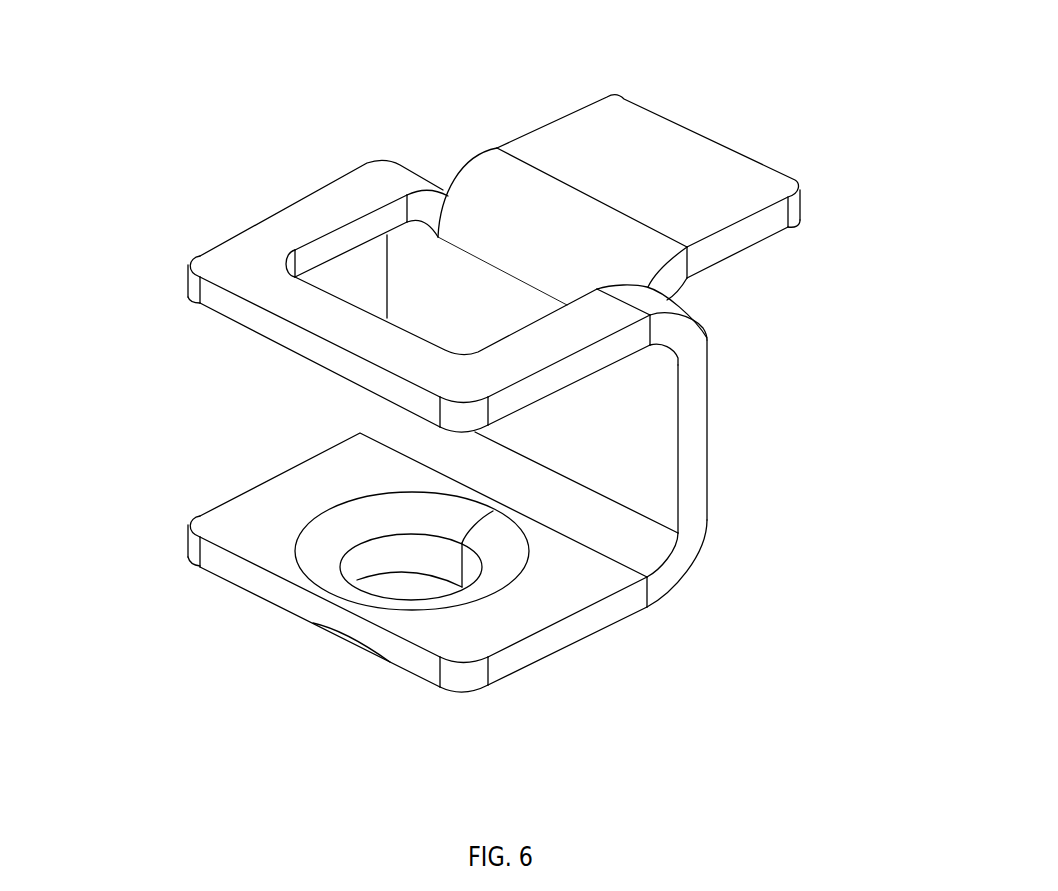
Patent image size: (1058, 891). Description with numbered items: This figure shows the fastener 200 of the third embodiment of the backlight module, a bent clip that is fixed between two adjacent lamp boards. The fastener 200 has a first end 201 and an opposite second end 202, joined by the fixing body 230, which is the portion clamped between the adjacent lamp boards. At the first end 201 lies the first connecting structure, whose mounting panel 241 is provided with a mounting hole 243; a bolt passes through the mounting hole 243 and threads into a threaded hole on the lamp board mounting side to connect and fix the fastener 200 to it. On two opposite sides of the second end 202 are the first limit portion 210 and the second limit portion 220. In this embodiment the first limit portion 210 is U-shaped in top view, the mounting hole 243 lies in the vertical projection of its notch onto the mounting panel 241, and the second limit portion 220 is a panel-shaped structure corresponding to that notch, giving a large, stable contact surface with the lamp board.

The fastener 200 is at (500, 411).
The first end 201 is at (683, 522).
The second end 202 is at (668, 360).
The first limit portion 210 is at (250, 260).
The second limit portion 220 is at (655, 162).
The fixing body 230 is at (663, 412).
The mounting panel 241 is at (575, 572).
The mounting hole 243 is at (407, 560).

⁂

### What to do
Copy the records above line for line, without changing a word, and leave the pictures out of your copy.

### Worked solution
Patent image size: (1058, 891). Description with numbered items: This figure shows the fastener 200 of the third embodiment of the backlight module, a bent clip that is fixed between two adjacent lamp boards. The fastener 200 has a first end 201 and an opposite second end 202, joined by the fixing body 230, which is the portion clamped between the adjacent lamp boards. At the first end 201 lies the first connecting structure, whose mounting panel 241 is provided with a mounting hole 243; a bolt passes through the mounting hole 243 and threads into a threaded hole on the lamp board mounting side to connect and fix the fastener 200 to it. On two opposite sides of the second end 202 are the first limit portion 210 and the second limit portion 220. In this embodiment the first limit portion 210 is U-shaped in top view, the mounting hole 243 lies in the vertical projection of its notch onto the mounting panel 241, and the second limit portion 220 is a panel-shaped structure corresponding to that notch, giving a large, stable contact surface with the lamp board.

The fastener 200 is at (500, 411).
The first end 201 is at (683, 522).
The second end 202 is at (668, 360).
The first limit portion 210 is at (250, 260).
The second limit portion 220 is at (655, 162).
The fixing body 230 is at (663, 412).
The mounting panel 241 is at (575, 572).
The mounting hole 243 is at (407, 560).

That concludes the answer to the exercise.